(EXCERPT)
1/ a convicted rapist, stalker, compulsive liar, would-be ninja and weapons and knife obsessive who made sure the firearm he lied about owning couldn't be found, tried to fake up an alibi and had firearm discharge residue in his coat a year later; or
2/ another of the no doubt many people like that who were in that street that day; or
3/ an imaginary Serbian hitman - a sort of Soren Lorensen of gangland?

Not surprisingly the jury went for 1. It's because 1 is so persuasive that BG never got any compo.
 
  • #756
But there’s a total absence of any of those things.
Also a total absence of evidence pointing towards anyone else. BG is a sex criminal who'd been to jail, knew criminals, owned a gun he wouldn't produce and was in the area. Nothing in what's known points away from him - literally nothing.
 
  • #757
Also a total absence of evidence pointing towards anyone else. BG is a sex criminal who'd been to jail, knew criminals, owned a gun he wouldn't produce and was in the area. Nothing in what's known points away from him - literally nothing.

(DATASET)
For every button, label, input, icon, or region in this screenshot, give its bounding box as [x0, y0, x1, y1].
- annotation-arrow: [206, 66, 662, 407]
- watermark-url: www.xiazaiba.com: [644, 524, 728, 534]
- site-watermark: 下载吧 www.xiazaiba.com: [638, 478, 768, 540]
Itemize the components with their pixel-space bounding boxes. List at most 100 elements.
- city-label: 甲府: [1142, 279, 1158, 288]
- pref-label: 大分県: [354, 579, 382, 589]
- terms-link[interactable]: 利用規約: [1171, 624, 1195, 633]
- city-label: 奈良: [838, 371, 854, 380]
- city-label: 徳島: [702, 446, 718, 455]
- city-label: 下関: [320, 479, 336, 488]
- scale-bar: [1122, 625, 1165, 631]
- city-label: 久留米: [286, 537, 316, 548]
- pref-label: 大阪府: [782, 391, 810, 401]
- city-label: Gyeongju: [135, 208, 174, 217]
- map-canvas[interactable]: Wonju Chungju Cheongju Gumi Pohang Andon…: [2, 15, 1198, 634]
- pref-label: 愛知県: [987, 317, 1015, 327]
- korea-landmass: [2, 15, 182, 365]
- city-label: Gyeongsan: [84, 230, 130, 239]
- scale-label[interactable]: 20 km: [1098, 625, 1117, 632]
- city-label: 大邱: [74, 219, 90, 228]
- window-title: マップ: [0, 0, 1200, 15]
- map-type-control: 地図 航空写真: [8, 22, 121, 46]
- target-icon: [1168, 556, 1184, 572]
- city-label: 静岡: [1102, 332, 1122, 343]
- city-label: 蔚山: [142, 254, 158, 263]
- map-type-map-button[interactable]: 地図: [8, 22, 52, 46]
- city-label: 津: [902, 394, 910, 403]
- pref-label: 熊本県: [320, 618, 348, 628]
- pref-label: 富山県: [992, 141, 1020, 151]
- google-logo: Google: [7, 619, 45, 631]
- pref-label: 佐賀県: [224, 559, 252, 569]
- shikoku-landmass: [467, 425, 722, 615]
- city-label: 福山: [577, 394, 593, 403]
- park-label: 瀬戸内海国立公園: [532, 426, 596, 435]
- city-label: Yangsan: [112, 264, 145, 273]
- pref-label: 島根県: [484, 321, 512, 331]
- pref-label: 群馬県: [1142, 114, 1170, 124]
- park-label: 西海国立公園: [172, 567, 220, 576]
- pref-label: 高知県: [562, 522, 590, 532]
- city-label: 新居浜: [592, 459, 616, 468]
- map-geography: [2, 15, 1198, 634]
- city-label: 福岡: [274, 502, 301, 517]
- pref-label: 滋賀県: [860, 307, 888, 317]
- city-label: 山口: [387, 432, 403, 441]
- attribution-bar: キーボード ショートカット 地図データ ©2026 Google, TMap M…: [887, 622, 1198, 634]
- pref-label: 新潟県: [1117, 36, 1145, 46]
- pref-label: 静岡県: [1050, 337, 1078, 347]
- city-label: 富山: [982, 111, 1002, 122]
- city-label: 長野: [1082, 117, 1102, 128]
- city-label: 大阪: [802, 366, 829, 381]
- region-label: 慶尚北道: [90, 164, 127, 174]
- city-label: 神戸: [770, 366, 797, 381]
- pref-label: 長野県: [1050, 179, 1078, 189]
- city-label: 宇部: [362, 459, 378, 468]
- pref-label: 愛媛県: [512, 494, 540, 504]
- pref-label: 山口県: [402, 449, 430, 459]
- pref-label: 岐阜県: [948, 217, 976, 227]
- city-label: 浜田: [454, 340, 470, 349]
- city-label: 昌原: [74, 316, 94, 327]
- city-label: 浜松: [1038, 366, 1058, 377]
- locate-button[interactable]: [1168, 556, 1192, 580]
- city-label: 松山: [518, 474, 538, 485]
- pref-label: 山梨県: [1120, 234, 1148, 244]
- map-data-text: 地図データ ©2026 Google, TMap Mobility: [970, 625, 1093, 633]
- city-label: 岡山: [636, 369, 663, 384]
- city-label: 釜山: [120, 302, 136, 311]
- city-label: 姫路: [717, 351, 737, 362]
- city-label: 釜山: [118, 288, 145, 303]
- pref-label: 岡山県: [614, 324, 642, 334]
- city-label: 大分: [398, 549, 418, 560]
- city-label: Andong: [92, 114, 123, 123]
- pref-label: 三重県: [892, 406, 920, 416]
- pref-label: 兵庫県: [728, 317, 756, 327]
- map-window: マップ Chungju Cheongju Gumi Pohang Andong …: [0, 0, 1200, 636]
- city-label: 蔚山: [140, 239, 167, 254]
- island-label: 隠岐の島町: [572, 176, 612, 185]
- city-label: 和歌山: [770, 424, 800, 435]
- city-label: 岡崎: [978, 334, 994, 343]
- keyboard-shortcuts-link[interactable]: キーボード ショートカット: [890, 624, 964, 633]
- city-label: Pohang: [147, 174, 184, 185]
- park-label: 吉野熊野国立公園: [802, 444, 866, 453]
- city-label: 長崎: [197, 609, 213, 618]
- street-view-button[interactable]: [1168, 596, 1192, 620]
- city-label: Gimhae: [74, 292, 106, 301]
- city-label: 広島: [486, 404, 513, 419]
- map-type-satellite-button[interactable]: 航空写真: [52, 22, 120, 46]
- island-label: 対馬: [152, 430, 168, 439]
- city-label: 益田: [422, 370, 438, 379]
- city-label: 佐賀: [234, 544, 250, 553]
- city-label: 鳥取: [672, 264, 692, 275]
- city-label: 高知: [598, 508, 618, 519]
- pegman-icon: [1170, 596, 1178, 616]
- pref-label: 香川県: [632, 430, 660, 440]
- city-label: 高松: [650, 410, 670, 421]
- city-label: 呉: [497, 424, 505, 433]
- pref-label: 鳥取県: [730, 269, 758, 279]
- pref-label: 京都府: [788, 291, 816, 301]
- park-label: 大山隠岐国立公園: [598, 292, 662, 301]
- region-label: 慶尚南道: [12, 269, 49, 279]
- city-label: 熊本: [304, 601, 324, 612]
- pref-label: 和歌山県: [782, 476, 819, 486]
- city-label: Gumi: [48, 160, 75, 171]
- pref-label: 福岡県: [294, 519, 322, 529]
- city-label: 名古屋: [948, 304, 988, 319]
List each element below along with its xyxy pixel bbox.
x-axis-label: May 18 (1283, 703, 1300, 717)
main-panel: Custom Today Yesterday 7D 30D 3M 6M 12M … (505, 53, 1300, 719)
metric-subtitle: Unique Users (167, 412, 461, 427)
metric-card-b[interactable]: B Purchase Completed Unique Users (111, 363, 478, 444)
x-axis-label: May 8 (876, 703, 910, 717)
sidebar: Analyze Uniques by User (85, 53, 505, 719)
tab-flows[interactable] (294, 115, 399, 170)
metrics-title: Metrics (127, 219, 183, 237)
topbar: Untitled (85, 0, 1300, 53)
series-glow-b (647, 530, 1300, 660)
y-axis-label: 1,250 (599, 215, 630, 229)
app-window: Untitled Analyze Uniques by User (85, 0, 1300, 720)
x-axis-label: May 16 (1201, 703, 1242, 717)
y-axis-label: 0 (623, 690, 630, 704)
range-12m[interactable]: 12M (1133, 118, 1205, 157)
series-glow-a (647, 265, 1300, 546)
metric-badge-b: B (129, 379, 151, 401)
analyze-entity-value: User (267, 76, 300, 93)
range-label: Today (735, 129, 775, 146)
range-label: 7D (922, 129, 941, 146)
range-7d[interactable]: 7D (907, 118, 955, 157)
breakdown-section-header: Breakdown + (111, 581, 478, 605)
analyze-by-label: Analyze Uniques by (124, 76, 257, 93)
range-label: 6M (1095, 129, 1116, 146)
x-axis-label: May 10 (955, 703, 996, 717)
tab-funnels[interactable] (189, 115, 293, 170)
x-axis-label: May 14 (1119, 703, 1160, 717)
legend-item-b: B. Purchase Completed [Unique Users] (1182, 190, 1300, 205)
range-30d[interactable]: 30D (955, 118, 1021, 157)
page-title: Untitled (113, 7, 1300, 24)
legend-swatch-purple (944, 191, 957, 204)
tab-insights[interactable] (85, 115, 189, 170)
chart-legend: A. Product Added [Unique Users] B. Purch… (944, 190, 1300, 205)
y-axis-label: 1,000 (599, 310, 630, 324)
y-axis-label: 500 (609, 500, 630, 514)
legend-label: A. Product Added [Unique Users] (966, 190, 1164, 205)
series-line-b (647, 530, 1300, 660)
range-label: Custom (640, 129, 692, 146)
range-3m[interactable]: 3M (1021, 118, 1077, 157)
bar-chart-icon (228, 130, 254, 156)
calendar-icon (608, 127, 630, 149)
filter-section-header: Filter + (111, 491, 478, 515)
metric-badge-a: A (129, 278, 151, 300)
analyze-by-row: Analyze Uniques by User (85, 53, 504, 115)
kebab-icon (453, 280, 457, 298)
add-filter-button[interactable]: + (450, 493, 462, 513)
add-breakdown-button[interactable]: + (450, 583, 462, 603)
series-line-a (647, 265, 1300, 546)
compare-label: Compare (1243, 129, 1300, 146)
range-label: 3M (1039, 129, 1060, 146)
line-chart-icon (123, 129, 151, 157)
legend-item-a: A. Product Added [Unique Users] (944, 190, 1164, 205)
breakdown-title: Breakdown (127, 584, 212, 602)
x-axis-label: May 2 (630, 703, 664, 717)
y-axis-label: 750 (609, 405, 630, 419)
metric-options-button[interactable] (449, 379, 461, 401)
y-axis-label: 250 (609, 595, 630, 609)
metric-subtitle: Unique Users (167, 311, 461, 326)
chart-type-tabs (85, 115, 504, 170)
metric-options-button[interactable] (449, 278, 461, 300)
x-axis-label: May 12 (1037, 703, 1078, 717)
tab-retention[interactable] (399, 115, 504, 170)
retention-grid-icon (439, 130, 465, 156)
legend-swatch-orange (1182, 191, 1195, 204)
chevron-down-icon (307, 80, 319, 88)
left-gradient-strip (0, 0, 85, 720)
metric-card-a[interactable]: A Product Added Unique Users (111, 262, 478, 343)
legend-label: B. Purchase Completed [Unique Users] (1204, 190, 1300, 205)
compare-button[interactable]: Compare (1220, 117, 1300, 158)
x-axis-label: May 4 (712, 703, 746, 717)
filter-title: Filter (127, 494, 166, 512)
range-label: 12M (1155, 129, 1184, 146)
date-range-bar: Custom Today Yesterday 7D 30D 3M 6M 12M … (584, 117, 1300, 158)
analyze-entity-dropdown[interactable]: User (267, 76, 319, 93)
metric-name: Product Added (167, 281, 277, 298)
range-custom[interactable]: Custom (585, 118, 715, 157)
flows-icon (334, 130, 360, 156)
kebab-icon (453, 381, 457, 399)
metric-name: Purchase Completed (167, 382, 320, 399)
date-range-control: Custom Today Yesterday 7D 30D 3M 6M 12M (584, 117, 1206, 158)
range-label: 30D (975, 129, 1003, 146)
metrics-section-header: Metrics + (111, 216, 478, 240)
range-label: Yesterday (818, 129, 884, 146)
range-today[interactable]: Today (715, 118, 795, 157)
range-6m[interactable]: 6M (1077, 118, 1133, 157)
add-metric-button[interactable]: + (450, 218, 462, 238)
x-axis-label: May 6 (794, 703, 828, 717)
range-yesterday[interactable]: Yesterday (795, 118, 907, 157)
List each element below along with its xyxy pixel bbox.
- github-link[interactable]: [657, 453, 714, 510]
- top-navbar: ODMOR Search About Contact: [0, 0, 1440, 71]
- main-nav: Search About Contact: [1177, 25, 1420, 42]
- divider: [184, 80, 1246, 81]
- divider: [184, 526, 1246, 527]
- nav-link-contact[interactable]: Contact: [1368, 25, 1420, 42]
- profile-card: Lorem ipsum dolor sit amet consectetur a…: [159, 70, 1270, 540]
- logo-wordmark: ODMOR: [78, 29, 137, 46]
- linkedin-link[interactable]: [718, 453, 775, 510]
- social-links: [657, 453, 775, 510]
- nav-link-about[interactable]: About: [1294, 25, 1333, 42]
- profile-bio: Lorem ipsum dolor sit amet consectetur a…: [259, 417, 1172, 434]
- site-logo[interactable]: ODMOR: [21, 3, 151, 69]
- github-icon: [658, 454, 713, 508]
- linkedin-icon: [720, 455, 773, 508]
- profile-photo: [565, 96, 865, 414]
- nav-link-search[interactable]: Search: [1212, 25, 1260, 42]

(EXERCISE SET)
[A] Quote the forum excerpt from "1/ a convicted" to "got any compo.".
[B] According to the forum excerpt, what did BG own that he wouldn't produce?
[C] Carry on the forum excerpt from where it stops.
The lines are not needed for any of the tasks here.

(WRITTEN RESPONSES)
[A]
1/ a convicted rapist, stalker, compulsive liar, would-be ninja and weapons and knife obsessive who made sure the firearm he lied about owning couldn't be found, tried to fake up an alibi and had firearm discharge residue in his coat a year later; or
2/ another of the no doubt many people like that who were in that street that day; or
3/ an imaginary Serbian hitman - a sort of Soren Lorensen of gangland?

Not surprisingly the jury went for 1. It's because 1 is so persuasive that BG never got any compo.

[B] A gun.

[C]
Absence of evidence is not evidence of absence, and all that.

BG is a very good suspect, but Prof David Canter (who has consulted on dozens of murder enquiries) said that in his experience most murder cases involve at least two outstanding suspects.
 
  • #758
Also a total absence of evidence pointing towards anyone else. BG is a sex criminal who'd been to jail, knew criminals, owned a gun he wouldn't produce and was in the area. Nothing in what's known points away from him - literally nothing.
How many other sex criminals were living in West London in 1999, never mind the Greater London area? And how many of these had access to a gun? How many criminals did BG know in the late 1990s, bearing in mind his prison sentence was served (iirc) in the early 1980s?

You have to know this stuff before you can make claims such as the ones you’ve made today, I’m afraid.

On the GSR, a second particle was found on BG’s coat that couldn’t have been there since the murder (it was on the back of the coat and would’ve fallen off within hours). The most likely explanation as to how it got there, as argued at the appeal hearing, is via contamination. Possibly in the same way that the first particle came to be there.

Out of interest, assuming police - however innocently - broke the chain of custody re a piece of clothing they’d taken from your home, then used that clothing as the key piece of evidence against you in a murder trial - you’d have no problem with that?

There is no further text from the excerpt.